:: Exercise aim ::
List each line of the data that holds the word "Prokaryotes".

:: Document page text data ::
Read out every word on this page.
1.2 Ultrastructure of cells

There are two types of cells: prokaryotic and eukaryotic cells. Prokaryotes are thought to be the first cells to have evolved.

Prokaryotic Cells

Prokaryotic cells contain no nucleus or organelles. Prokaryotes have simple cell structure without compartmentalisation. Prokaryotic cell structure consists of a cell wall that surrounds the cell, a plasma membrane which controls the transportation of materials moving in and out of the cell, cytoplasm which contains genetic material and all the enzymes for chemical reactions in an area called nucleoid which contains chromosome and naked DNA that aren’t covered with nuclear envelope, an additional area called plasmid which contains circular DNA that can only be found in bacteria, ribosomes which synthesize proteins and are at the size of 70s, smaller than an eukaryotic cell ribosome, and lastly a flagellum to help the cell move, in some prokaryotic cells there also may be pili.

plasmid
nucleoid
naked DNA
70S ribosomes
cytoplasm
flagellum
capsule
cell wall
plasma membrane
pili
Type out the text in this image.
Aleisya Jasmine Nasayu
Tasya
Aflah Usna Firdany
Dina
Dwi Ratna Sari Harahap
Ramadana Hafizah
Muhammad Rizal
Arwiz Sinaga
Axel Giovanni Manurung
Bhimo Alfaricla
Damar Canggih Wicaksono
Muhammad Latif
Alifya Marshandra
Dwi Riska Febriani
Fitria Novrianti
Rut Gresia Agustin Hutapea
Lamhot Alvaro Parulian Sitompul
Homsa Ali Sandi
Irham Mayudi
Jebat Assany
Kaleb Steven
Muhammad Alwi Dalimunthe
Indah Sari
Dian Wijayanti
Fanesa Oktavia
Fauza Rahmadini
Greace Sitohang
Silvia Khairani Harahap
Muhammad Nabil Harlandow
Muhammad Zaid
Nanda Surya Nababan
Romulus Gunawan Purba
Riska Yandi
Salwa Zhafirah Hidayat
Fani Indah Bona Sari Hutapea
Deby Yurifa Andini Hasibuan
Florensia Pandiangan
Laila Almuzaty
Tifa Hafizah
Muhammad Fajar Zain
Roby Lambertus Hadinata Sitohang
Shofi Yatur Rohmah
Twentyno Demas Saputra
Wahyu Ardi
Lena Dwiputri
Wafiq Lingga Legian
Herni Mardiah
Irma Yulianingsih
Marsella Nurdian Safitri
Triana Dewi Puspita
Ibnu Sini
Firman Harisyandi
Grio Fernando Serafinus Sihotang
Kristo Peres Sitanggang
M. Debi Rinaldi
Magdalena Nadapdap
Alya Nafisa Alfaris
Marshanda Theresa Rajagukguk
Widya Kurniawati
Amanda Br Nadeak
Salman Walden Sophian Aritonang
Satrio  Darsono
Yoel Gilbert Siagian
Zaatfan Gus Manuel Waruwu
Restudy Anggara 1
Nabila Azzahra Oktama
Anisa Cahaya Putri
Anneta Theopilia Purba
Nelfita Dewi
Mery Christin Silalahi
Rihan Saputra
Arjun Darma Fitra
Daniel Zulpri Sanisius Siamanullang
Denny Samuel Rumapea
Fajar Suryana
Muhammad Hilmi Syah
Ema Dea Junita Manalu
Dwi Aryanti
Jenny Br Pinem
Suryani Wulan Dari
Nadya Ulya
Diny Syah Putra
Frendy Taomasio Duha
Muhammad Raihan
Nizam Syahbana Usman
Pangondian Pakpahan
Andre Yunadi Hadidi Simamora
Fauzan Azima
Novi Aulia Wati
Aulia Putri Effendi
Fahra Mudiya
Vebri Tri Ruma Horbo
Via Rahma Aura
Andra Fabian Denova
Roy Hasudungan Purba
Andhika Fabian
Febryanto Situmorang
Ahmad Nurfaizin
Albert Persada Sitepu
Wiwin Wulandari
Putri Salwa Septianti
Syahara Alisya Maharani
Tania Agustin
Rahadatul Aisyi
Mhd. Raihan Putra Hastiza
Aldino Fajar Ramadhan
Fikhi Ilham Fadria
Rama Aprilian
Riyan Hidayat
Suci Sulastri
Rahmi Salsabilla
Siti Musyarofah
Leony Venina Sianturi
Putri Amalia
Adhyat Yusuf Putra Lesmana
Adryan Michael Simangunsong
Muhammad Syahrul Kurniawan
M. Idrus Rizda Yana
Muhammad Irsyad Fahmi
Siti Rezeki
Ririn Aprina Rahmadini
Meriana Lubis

:: Answer to this task ::
There are two types of cells: prokaryotic and eukaryotic cells. Prokaryotes are thought to be the first cells to have evolved.
Prokaryotic cells contain no nucleus or organelles. Prokaryotes have simple cell structure without compartmentalisation. Prokaryotic cell structure consists of a cell wall that surrounds the cell, a plasma membrane which controls the transportation of materials moving in and out of the cell, cytoplasm which contains genetic material and all the enzymes for chemical reactions in an area called nucleoid which contains chromosome and naked DNA that aren’t covered with nuclear envelope, an additional area called plasmid which contains circular DNA that can only be found in bacteria, ribosomes which synthesize proteins and are at the size of 70s, smaller than an eukaryotic cell ribosome, and lastly a flagellum to help the cell move, in some prokaryotic cells there also may be pili.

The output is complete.